Given information

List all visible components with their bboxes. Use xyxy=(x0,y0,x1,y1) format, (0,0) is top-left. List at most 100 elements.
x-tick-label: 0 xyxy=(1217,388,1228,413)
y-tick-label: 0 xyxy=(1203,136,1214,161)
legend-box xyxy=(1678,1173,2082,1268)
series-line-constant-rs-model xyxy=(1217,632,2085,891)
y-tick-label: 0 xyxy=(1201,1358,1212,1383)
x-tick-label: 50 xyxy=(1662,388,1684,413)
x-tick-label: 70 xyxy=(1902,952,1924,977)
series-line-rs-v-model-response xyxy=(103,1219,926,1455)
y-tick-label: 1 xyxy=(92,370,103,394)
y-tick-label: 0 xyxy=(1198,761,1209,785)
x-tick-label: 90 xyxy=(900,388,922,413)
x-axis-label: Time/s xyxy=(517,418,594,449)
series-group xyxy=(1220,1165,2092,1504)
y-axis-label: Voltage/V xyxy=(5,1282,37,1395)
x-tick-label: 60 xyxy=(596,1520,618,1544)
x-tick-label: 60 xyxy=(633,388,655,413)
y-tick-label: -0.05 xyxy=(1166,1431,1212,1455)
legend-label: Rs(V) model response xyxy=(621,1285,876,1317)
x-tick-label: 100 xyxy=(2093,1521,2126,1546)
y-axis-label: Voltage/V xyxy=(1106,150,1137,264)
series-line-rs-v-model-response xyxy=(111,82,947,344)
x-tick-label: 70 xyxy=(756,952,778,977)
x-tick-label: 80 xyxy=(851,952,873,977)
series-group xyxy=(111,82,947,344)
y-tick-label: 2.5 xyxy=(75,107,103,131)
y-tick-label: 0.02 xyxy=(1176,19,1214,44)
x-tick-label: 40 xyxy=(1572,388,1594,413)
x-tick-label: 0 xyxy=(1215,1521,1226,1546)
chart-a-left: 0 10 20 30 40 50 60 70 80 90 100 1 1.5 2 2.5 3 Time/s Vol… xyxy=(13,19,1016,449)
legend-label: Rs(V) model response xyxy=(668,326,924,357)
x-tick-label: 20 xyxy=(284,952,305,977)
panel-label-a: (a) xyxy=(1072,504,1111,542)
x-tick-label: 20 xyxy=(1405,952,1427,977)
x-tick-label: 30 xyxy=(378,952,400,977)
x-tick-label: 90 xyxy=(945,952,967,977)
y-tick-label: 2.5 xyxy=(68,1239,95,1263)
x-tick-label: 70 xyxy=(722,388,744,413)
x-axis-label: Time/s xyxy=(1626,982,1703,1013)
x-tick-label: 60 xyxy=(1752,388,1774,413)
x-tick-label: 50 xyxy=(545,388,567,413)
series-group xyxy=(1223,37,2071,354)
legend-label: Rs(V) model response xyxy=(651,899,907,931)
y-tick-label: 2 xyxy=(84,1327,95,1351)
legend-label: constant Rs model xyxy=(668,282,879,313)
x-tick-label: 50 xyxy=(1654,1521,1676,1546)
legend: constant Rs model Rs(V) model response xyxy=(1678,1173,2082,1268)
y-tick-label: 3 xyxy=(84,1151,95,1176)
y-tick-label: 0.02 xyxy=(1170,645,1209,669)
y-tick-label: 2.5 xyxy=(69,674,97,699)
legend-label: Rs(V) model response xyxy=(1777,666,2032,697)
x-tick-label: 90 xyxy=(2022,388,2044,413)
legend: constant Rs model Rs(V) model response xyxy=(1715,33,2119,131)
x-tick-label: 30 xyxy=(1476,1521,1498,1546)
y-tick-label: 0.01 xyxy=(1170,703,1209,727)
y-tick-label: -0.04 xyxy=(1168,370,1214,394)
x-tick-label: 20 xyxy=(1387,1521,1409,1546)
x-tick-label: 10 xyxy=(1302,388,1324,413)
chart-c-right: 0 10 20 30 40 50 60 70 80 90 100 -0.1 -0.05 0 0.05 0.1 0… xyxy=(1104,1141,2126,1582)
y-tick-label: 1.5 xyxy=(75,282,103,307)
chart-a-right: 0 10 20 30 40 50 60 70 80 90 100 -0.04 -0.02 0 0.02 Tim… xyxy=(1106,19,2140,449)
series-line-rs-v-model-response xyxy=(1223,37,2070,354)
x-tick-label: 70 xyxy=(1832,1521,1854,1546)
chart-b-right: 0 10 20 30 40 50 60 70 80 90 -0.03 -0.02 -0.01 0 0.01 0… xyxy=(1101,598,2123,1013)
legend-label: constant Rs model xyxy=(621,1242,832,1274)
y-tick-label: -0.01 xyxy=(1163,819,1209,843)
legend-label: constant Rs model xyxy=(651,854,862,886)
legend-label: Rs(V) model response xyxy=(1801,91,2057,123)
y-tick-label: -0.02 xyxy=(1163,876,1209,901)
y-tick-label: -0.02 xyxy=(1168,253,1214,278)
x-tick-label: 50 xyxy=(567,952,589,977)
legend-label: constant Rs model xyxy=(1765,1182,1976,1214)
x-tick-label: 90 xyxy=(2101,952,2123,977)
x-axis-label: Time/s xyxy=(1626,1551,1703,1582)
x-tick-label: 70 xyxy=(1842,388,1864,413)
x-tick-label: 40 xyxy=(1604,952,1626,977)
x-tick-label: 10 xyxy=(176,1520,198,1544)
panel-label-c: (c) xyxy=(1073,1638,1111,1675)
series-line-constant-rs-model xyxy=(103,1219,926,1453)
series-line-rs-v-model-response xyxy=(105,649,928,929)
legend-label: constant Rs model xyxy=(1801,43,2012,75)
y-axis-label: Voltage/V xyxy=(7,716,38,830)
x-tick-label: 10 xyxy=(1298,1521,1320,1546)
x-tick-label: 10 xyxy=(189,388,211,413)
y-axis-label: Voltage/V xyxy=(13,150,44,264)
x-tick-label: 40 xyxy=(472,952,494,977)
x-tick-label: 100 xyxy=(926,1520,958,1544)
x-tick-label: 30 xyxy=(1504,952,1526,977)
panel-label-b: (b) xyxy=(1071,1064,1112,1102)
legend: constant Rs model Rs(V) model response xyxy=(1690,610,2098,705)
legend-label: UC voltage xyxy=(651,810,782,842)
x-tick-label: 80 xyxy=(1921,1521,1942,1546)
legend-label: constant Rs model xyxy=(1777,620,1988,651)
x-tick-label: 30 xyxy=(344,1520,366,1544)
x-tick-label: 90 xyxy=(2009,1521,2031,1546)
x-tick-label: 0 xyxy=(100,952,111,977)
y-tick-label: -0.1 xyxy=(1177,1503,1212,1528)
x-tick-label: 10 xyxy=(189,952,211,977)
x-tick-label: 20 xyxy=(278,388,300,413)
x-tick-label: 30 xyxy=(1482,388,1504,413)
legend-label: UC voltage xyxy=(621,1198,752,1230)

Stated goal
Edit the items above by changing every "Time/s" to "Time (s)". Leave everything else as it is.

Answer to the exercise
List all visible components with their bboxes. Use xyxy=(x0,y0,x1,y1) format, (0,0) is top-left. List at most 100 elements.
x-tick-label: 0 xyxy=(1217,388,1228,413)
y-tick-label: 0 xyxy=(1203,136,1214,161)
legend-box xyxy=(1678,1173,2082,1268)
series-line-constant-rs-model xyxy=(1217,632,2085,891)
y-tick-label: 0 xyxy=(1201,1358,1212,1383)
x-tick-label: 50 xyxy=(1662,388,1684,413)
x-tick-label: 70 xyxy=(1902,952,1924,977)
series-line-rs-v-model-response xyxy=(103,1219,926,1455)
y-tick-label: 1 xyxy=(92,370,103,394)
y-tick-label: 0 xyxy=(1198,761,1209,785)
x-tick-label: 90 xyxy=(900,388,922,413)
x-axis-label: Time (s) xyxy=(517,418,594,449)
series-group xyxy=(1220,1165,2092,1504)
y-axis-label: Voltage/V xyxy=(5,1282,37,1395)
x-tick-label: 60 xyxy=(596,1520,618,1544)
x-tick-label: 60 xyxy=(633,388,655,413)
y-tick-label: -0.05 xyxy=(1166,1431,1212,1455)
legend-label: Rs(V) model response xyxy=(621,1285,876,1317)
x-tick-label: 100 xyxy=(2093,1521,2126,1546)
y-axis-label: Voltage/V xyxy=(1106,150,1137,264)
series-line-rs-v-model-response xyxy=(111,82,947,344)
x-tick-label: 70 xyxy=(756,952,778,977)
x-tick-label: 80 xyxy=(851,952,873,977)
series-group xyxy=(111,82,947,344)
y-tick-label: 2.5 xyxy=(75,107,103,131)
y-tick-label: 0.02 xyxy=(1176,19,1214,44)
x-tick-label: 40 xyxy=(1572,388,1594,413)
x-tick-label: 0 xyxy=(1215,1521,1226,1546)
chart-a-left: 0 10 20 30 40 50 60 70 80 90 100 1 1.5 2 2.5 3 Time (s) Vol… xyxy=(13,19,1016,449)
legend-label: Rs(V) model response xyxy=(668,326,924,357)
x-tick-label: 20 xyxy=(284,952,305,977)
panel-label-a: (a) xyxy=(1072,504,1111,542)
x-tick-label: 20 xyxy=(1405,952,1427,977)
x-tick-label: 30 xyxy=(378,952,400,977)
x-tick-label: 90 xyxy=(945,952,967,977)
y-tick-label: 2.5 xyxy=(68,1239,95,1263)
x-tick-label: 70 xyxy=(722,388,744,413)
x-axis-label: Time (s) xyxy=(1626,982,1703,1013)
x-tick-label: 60 xyxy=(1752,388,1774,413)
x-tick-label: 50 xyxy=(545,388,567,413)
series-group xyxy=(1223,37,2071,354)
legend-label: Rs(V) model response xyxy=(651,899,907,931)
y-tick-label: 2 xyxy=(84,1327,95,1351)
legend-label: constant Rs model xyxy=(668,282,879,313)
x-tick-label: 50 xyxy=(1654,1521,1676,1546)
legend: constant Rs model Rs(V) model response xyxy=(1678,1173,2082,1268)
y-tick-label: 3 xyxy=(84,1151,95,1176)
y-tick-label: 0.02 xyxy=(1170,645,1209,669)
y-tick-label: 2.5 xyxy=(69,674,97,699)
legend-label: Rs(V) model response xyxy=(1777,666,2032,697)
x-tick-label: 90 xyxy=(2022,388,2044,413)
legend: constant Rs model Rs(V) model response xyxy=(1715,33,2119,131)
x-tick-label: 30 xyxy=(1476,1521,1498,1546)
y-tick-label: 0.01 xyxy=(1170,703,1209,727)
y-tick-label: -0.04 xyxy=(1168,370,1214,394)
x-tick-label: 20 xyxy=(1387,1521,1409,1546)
x-tick-label: 10 xyxy=(1302,388,1324,413)
chart-c-right: 0 10 20 30 40 50 60 70 80 90 100 -0.1 -0.05 0 0.05 0.1 0… xyxy=(1104,1141,2126,1582)
y-tick-label: 1.5 xyxy=(75,282,103,307)
chart-a-right: 0 10 20 30 40 50 60 70 80 90 100 -0.04 -0.02 0 0.02 Tim… xyxy=(1106,19,2140,449)
series-line-rs-v-model-response xyxy=(1223,37,2070,354)
x-tick-label: 70 xyxy=(1832,1521,1854,1546)
chart-b-right: 0 10 20 30 40 50 60 70 80 90 -0.03 -0.02 -0.01 0 0.01 0… xyxy=(1101,598,2123,1013)
legend-label: constant Rs model xyxy=(621,1242,832,1274)
y-tick-label: -0.01 xyxy=(1163,819,1209,843)
legend-label: constant Rs model xyxy=(651,854,862,886)
legend-label: Rs(V) model response xyxy=(1801,91,2057,123)
y-tick-label: -0.02 xyxy=(1163,876,1209,901)
y-tick-label: -0.02 xyxy=(1168,253,1214,278)
x-tick-label: 50 xyxy=(567,952,589,977)
legend-label: constant Rs model xyxy=(1765,1182,1976,1214)
x-tick-label: 90 xyxy=(2101,952,2123,977)
x-axis-label: Time (s) xyxy=(1626,1551,1703,1582)
x-tick-label: 70 xyxy=(1842,388,1864,413)
x-tick-label: 40 xyxy=(1604,952,1626,977)
x-tick-label: 10 xyxy=(176,1520,198,1544)
panel-label-c: (c) xyxy=(1073,1638,1111,1675)
series-line-constant-rs-model xyxy=(103,1219,926,1453)
series-line-rs-v-model-response xyxy=(105,649,928,929)
legend-label: constant Rs model xyxy=(1801,43,2012,75)
y-axis-label: Voltage/V xyxy=(7,716,38,830)
x-tick-label: 10 xyxy=(1298,1521,1320,1546)
x-tick-label: 10 xyxy=(189,388,211,413)
y-axis-label: Voltage/V xyxy=(13,150,44,264)
x-tick-label: 40 xyxy=(472,952,494,977)
x-tick-label: 100 xyxy=(926,1520,958,1544)
x-tick-label: 30 xyxy=(1504,952,1526,977)
panel-label-b: (b) xyxy=(1071,1064,1112,1102)
legend: constant Rs model Rs(V) model response xyxy=(1690,610,2098,705)
legend-label: UC voltage xyxy=(651,810,782,842)
x-tick-label: 80 xyxy=(1921,1521,1942,1546)
legend-label: constant Rs model xyxy=(1777,620,1988,651)
x-tick-label: 30 xyxy=(344,1520,366,1544)
x-tick-label: 90 xyxy=(2009,1521,2031,1546)
x-tick-label: 0 xyxy=(100,952,111,977)
y-tick-label: -0.1 xyxy=(1177,1503,1212,1528)
x-tick-label: 10 xyxy=(189,952,211,977)
x-tick-label: 20 xyxy=(278,388,300,413)
x-tick-label: 30 xyxy=(1482,388,1504,413)
legend-label: UC voltage xyxy=(621,1198,752,1230)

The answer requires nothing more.